§ Exercise requirements
Gather every line holding the string "SRMTID".

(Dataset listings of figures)
☆ ☆ ☆ ☆ ☆ ☆ ☆

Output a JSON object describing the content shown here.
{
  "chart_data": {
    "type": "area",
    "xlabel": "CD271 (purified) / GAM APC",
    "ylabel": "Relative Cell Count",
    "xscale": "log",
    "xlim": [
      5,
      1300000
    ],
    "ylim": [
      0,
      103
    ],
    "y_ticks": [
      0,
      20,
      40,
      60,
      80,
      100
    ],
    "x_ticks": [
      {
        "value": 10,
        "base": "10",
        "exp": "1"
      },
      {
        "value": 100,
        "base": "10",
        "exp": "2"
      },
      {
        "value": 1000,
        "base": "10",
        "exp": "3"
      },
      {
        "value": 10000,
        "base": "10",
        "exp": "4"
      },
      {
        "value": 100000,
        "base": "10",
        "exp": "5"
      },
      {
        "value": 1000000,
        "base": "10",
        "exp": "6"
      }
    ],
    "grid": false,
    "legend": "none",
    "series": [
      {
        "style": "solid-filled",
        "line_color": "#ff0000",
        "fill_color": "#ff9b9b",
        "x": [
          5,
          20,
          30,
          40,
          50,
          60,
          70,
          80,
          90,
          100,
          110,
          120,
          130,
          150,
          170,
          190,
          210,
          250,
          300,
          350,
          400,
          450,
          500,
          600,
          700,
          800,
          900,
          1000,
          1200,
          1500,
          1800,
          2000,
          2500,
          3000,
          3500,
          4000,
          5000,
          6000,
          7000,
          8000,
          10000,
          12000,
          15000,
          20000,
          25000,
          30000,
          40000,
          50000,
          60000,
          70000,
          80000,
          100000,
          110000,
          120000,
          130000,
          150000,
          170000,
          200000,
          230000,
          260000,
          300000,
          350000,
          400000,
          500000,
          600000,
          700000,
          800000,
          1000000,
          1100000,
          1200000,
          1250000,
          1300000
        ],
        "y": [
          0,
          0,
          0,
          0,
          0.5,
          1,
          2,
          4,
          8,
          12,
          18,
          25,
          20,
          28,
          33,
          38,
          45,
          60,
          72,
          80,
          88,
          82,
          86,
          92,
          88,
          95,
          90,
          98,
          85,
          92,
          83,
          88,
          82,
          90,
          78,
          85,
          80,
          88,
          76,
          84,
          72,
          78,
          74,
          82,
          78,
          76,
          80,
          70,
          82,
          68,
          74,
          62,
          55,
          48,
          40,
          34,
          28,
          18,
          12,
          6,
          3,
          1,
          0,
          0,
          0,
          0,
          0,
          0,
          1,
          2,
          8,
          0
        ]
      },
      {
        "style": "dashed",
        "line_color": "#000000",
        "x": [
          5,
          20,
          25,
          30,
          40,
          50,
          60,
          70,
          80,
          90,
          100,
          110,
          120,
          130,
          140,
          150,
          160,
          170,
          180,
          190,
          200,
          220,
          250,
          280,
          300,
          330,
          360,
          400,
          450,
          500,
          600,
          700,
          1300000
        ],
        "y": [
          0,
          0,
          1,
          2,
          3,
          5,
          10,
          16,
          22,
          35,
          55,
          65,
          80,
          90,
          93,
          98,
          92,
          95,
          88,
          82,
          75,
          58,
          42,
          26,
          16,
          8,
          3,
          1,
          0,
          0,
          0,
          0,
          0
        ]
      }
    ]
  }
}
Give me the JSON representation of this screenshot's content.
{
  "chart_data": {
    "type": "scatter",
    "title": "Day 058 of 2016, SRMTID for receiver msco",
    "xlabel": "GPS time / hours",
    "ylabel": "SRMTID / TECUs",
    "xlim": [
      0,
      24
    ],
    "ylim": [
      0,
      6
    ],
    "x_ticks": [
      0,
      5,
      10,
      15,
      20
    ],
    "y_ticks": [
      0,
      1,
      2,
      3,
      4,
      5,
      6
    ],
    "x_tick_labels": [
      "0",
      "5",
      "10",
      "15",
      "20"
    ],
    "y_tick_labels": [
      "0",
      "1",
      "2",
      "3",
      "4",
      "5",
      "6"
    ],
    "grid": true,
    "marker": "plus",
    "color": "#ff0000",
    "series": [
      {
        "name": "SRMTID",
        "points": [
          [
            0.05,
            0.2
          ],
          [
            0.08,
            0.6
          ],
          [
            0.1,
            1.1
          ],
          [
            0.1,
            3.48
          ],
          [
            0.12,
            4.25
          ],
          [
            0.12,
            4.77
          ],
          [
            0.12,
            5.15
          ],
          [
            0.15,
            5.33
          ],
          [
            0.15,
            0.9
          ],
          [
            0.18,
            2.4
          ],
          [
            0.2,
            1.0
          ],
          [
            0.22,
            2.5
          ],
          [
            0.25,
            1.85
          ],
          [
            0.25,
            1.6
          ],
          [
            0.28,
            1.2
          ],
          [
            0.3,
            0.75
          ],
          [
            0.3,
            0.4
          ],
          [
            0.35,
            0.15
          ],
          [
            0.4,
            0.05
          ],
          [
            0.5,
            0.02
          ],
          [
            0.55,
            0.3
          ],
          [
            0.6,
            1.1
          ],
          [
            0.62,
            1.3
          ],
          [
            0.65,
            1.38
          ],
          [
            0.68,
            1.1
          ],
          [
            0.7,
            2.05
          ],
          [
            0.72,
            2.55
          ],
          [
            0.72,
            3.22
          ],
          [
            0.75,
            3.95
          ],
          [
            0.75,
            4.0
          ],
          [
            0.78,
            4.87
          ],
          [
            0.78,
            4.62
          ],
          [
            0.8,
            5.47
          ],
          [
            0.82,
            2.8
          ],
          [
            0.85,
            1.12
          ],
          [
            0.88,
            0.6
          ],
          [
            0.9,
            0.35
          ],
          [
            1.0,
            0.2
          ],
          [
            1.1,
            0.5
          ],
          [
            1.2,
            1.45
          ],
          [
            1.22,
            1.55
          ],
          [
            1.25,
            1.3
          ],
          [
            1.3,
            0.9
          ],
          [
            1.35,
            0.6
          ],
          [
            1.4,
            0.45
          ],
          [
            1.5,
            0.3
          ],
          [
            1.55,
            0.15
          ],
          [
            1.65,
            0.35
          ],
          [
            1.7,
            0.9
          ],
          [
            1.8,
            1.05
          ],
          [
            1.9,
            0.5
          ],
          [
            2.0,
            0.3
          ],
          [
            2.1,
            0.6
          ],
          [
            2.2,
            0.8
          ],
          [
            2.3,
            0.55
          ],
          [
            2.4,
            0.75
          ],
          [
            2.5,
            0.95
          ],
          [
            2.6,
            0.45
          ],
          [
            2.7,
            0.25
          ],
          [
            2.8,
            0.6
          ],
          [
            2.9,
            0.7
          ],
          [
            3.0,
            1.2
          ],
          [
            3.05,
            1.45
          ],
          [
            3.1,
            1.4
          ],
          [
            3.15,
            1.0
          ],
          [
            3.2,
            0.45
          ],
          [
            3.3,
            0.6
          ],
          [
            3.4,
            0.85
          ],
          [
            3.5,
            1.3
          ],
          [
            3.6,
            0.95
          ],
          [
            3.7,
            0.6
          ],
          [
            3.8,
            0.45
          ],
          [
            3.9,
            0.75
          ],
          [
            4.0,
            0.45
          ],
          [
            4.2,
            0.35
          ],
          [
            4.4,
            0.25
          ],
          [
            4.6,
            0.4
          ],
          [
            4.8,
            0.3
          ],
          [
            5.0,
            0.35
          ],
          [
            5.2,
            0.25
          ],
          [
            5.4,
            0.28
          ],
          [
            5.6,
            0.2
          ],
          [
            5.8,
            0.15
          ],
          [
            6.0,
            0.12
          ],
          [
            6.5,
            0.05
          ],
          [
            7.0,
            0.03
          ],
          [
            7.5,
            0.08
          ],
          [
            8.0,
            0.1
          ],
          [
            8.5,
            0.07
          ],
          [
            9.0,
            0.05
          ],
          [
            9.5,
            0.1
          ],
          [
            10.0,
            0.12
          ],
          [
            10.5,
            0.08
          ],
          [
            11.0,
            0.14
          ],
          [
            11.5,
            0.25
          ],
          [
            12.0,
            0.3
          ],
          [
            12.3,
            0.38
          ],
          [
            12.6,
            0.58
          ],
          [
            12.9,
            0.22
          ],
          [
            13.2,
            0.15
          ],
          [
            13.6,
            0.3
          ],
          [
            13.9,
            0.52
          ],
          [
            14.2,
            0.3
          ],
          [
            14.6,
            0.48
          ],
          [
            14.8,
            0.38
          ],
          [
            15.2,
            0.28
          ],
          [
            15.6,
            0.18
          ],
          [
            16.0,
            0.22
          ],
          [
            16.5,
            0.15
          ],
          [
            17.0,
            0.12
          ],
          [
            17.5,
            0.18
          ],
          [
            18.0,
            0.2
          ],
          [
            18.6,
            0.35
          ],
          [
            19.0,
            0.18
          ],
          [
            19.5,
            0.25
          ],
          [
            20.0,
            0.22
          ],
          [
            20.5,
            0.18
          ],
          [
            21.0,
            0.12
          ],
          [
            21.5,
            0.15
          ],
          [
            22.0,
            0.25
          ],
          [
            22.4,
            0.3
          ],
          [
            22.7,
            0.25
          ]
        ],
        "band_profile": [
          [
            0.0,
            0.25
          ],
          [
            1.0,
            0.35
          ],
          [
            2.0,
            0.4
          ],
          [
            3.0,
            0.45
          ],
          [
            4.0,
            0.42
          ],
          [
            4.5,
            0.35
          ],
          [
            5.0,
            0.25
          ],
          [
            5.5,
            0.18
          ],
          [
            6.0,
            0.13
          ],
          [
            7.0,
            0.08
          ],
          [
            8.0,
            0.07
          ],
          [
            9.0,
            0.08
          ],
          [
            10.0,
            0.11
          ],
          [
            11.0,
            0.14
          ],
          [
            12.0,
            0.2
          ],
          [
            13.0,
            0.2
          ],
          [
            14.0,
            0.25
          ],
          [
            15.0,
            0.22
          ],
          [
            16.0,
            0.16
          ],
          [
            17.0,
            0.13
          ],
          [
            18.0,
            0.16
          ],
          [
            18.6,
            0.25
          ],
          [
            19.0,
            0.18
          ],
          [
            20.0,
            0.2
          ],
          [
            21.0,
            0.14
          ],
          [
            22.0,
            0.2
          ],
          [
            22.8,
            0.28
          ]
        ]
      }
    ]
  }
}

☆ ☆ ☆ ☆ ☆ ☆ ☆

§ Completed task
    "title": "Day 058 of 2016, SRMTID for receiver msco",
    "ylabel": "SRMTID / TECUs",
        "name": "SRMTID",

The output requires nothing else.